== Given data ==
----

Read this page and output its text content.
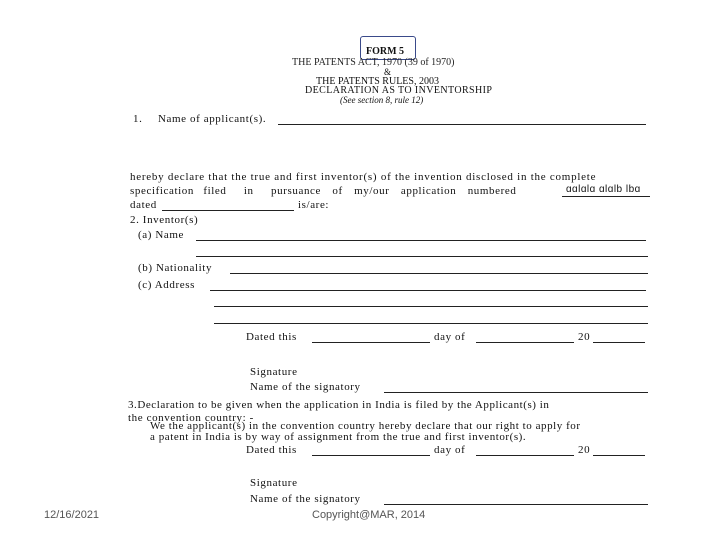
FORM 5
THE PATENTS ACT, 1970 (39 of 1970)
&
THE PATENTS RULES, 2003
DECLARATION AS TO INVENTORSHIP
(See section 8, rule 12)
1. Name of applicant(s).
hereby declare that the true and first inventor(s) of the invention disclosed in the complete
specification filed in pursuance of my/our application numbered	ɑɑlɑlɑ ɑlɑlb lbɑ
dated	is/are:
2. Inventor(s)
(a) Name
(b) Nationality
(c) Address
Dated this	day of	20
Signature
Name of the signatory
3.Declaration to be given when the application in India is filed by the Applicant(s) in
the convention country: -
We the applicant(s) in the convention country hereby declare that our right to apply for
a patent in India is by way of assignment from the true and first inventor(s).
Dated this	day of	20
Signature
Name of the signatory
12/16/2021	Copyright@MAR, 2014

----

== Goal ==
The material above holds pictures; copy everything else in it exactly.

== Completed task ==
Read this page and output its text content.
FORM 5
THE PATENTS ACT, 1970 (39 of 1970)
&
THE PATENTS RULES, 2003
DECLARATION AS TO INVENTORSHIP
(See section 8, rule 12)
1. Name of applicant(s).
hereby declare that the true and first inventor(s) of the invention disclosed in the complete
specification filed in pursuance of my/our application numbered	ɑɑlɑlɑ ɑlɑlb lbɑ
dated	is/are:
2. Inventor(s)
(a) Name
(b) Nationality
(c) Address
Dated this	day of	20
Signature
Name of the signatory
3.Declaration to be given when the application in India is filed by the Applicant(s) in
the convention country: -
We the applicant(s) in the convention country hereby declare that our right to apply for
a patent in India is by way of assignment from the true and first inventor(s).
Dated this	day of	20
Signature
Name of the signatory
12/16/2021	Copyright@MAR, 2014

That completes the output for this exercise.